Records for the exercise
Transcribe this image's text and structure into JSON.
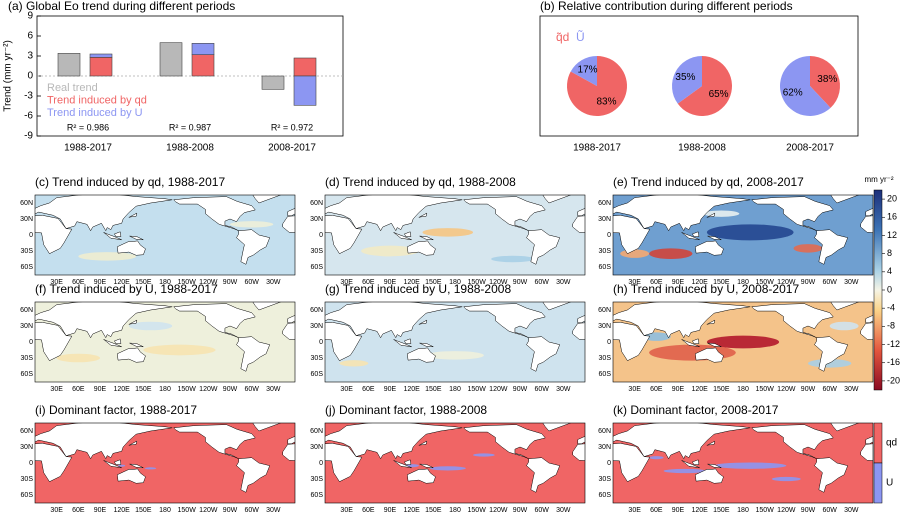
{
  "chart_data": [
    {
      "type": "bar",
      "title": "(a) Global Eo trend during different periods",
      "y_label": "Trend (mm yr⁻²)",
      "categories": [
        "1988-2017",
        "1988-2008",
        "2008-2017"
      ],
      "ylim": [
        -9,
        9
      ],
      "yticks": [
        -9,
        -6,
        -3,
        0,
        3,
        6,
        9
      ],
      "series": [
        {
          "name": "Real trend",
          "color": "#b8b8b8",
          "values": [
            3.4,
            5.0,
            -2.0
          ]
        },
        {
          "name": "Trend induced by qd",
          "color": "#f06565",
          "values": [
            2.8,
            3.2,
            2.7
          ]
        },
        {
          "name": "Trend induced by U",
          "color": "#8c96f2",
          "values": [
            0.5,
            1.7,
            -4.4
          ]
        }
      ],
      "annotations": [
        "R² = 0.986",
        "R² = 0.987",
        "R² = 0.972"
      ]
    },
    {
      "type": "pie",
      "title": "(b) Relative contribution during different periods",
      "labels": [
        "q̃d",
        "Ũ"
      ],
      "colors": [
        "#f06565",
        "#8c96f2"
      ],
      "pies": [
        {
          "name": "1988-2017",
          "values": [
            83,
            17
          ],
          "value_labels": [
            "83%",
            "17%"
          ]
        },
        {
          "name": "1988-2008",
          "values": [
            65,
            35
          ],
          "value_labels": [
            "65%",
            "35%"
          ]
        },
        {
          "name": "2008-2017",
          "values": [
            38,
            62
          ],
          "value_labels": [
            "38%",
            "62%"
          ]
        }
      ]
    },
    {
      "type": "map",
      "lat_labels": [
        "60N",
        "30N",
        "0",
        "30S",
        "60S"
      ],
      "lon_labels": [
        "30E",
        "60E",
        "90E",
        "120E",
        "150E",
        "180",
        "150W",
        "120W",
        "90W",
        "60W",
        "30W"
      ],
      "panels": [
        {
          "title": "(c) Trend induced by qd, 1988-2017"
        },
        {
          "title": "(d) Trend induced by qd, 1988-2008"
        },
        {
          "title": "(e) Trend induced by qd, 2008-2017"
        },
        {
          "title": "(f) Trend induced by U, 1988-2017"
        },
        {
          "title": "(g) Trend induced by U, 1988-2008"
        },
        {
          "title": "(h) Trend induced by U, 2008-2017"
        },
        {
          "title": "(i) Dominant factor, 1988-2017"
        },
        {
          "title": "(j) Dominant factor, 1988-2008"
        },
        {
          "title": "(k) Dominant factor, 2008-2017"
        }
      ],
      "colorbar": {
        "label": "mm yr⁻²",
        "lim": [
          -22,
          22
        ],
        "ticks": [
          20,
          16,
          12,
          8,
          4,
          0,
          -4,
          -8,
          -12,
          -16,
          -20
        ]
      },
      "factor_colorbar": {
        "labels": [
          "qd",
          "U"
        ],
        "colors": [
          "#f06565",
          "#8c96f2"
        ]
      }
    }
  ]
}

The task
Return all lines of the material above in which the word "different" occurs.

Solution below
      "title": "(a) Global Eo trend during different periods",
      "title": "(b) Relative contribution during different periods",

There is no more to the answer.